------ Dataset

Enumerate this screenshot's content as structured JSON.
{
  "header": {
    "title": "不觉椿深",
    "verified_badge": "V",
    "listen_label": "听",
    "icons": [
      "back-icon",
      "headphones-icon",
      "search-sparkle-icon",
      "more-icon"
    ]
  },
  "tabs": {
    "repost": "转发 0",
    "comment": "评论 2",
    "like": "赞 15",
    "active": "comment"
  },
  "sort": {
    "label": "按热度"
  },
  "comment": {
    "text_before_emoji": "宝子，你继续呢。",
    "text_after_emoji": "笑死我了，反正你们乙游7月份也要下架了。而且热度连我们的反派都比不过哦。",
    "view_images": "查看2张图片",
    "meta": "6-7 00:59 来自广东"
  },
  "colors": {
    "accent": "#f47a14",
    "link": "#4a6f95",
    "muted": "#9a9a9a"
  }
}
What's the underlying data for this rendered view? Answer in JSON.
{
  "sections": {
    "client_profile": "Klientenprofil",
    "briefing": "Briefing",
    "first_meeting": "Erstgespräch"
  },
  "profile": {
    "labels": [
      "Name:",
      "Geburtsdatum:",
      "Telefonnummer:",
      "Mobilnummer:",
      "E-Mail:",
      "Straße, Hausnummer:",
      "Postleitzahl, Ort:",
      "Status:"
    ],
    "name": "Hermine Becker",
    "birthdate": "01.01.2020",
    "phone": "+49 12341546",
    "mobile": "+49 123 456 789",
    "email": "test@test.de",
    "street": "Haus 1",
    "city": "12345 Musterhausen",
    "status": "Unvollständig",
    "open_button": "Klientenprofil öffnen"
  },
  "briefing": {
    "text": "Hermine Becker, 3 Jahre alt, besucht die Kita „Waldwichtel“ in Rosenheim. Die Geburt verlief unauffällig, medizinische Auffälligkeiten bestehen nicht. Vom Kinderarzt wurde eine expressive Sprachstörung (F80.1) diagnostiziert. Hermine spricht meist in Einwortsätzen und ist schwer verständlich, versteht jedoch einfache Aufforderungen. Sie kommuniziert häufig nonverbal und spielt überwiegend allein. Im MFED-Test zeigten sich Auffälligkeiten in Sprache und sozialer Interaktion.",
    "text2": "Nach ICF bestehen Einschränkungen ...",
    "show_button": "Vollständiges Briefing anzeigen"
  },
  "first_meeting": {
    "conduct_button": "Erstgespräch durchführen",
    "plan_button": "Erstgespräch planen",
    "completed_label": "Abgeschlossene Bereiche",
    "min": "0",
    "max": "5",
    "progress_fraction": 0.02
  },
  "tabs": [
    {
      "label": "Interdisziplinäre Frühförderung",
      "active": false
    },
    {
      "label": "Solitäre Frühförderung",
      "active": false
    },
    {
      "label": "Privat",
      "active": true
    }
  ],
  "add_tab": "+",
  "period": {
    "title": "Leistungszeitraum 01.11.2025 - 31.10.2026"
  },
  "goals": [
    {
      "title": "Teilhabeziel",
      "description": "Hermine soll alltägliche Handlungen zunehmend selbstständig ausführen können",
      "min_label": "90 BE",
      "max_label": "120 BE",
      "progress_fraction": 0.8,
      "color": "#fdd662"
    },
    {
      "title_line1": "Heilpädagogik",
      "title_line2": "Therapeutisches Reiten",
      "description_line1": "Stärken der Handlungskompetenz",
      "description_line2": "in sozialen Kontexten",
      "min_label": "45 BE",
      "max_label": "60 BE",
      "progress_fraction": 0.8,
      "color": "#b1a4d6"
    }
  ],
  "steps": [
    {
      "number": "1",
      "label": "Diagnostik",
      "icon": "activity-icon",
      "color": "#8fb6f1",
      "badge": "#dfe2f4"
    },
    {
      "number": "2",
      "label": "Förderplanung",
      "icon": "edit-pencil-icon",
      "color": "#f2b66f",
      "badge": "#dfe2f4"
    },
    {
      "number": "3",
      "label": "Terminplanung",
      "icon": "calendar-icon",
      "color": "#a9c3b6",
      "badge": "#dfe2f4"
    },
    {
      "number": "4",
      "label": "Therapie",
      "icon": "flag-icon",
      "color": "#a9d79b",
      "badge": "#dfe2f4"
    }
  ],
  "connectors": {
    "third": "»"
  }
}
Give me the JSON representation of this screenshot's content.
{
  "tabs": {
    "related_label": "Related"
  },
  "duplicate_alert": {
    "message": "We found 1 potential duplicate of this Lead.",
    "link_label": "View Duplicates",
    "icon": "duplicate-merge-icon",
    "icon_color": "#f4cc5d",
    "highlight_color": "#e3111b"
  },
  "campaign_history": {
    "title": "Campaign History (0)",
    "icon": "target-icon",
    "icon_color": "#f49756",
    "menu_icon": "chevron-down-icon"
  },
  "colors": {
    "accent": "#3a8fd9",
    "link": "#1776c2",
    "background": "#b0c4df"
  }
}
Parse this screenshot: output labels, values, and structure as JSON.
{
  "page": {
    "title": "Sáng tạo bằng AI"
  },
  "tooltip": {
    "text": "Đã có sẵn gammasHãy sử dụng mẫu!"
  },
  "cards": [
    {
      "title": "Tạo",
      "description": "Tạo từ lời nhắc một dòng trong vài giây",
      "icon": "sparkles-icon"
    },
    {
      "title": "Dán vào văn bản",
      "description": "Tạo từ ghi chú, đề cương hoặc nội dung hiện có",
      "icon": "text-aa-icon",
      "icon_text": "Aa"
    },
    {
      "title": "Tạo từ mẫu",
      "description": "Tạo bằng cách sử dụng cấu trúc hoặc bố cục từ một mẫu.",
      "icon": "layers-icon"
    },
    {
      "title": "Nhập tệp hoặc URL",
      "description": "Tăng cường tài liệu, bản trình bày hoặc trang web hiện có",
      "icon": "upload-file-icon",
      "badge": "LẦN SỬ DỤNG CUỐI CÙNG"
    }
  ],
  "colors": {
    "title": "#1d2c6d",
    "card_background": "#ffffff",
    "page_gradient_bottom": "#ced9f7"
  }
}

------------

[Work to complete]
Exactly repeat the lines from the line that contains "Parse this screenshot: output" to the end of the entries, both included, and leave out all other lines.

[Finished task]
Parse this screenshot: output labels, values, and structure as JSON.
{
  "page": {
    "title": "Sáng tạo bằng AI"
  },
  "tooltip": {
    "text": "Đã có sẵn gammasHãy sử dụng mẫu!"
  },
  "cards": [
    {
      "title": "Tạo",
      "description": "Tạo từ lời nhắc một dòng trong vài giây",
      "icon": "sparkles-icon"
    },
    {
      "title": "Dán vào văn bản",
      "description": "Tạo từ ghi chú, đề cương hoặc nội dung hiện có",
      "icon": "text-aa-icon",
      "icon_text": "Aa"
    },
    {
      "title": "Tạo từ mẫu",
      "description": "Tạo bằng cách sử dụng cấu trúc hoặc bố cục từ một mẫu.",
      "icon": "layers-icon"
    },
    {
      "title": "Nhập tệp hoặc URL",
      "description": "Tăng cường tài liệu, bản trình bày hoặc trang web hiện có",
      "icon": "upload-file-icon",
      "badge": "LẦN SỬ DỤNG CUỐI CÙNG"
    }
  ],
  "colors": {
    "title": "#1d2c6d",
    "card_background": "#ffffff",
    "page_gradient_bottom": "#ced9f7"
  }
}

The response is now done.